_Work to be completed:_ Please put every line of the material below into a numbered list, leaving out any blank lines.

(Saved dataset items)
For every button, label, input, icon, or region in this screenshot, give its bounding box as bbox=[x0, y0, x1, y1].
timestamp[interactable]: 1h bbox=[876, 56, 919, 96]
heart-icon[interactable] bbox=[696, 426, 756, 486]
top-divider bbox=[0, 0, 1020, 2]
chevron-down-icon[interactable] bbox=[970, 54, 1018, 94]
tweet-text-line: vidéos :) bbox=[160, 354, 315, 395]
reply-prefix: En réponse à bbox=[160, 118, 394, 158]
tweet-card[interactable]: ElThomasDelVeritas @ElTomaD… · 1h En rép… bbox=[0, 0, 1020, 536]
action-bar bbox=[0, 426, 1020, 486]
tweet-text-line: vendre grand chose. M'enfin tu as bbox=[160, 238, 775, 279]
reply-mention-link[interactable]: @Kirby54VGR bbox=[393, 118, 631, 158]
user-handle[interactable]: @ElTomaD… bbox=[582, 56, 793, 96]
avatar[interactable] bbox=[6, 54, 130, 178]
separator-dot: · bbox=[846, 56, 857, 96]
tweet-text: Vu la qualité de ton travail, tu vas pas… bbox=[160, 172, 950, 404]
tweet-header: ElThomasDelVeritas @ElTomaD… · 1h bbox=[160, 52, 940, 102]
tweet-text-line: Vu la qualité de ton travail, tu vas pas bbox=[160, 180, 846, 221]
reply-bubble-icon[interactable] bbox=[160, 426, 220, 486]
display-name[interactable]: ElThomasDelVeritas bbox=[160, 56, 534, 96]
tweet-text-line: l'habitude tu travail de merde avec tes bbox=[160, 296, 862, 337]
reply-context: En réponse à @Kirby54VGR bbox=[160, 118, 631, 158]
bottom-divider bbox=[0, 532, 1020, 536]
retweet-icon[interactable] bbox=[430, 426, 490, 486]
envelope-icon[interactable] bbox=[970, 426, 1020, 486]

_Right answer:_
1. For every button, label, input, icon, or region in this screenshot, give its bounding box as bbox=[x0, y0, x1, y1].
2. timestamp[interactable]: 1h bbox=[876, 56, 919, 96]
3. heart-icon[interactable] bbox=[696, 426, 756, 486]
4. top-divider bbox=[0, 0, 1020, 2]
5. chevron-down-icon[interactable] bbox=[970, 54, 1018, 94]
6. tweet-text-line: vidéos :) bbox=[160, 354, 315, 395]
7. reply-prefix: En réponse à bbox=[160, 118, 394, 158]
8. tweet-card[interactable]: ElThomasDelVeritas @ElTomaD… · 1h En rép… bbox=[0, 0, 1020, 536]
9. action-bar bbox=[0, 426, 1020, 486]
10. tweet-text-line: vendre grand chose. M'enfin tu as bbox=[160, 238, 775, 279]
11. reply-mention-link[interactable]: @Kirby54VGR bbox=[393, 118, 631, 158]
12. user-handle[interactable]: @ElTomaD… bbox=[582, 56, 793, 96]
13. avatar[interactable] bbox=[6, 54, 130, 178]
14. separator-dot: · bbox=[846, 56, 857, 96]
15. tweet-text: Vu la qualité de ton travail, tu vas pas… bbox=[160, 172, 950, 404]
16. tweet-header: ElThomasDelVeritas @ElTomaD… · 1h bbox=[160, 52, 940, 102]
17. tweet-text-line: Vu la qualité de ton travail, tu vas pas bbox=[160, 180, 846, 221]
18. reply-bubble-icon[interactable] bbox=[160, 426, 220, 486]
19. display-name[interactable]: ElThomasDelVeritas bbox=[160, 56, 534, 96]
20. tweet-text-line: l'habitude tu travail de merde avec tes bbox=[160, 296, 862, 337]
21. reply-context: En réponse à @Kirby54VGR bbox=[160, 118, 631, 158]
22. bottom-divider bbox=[0, 532, 1020, 536]
23. retweet-icon[interactable] bbox=[430, 426, 490, 486]
24. envelope-icon[interactable] bbox=[970, 426, 1020, 486]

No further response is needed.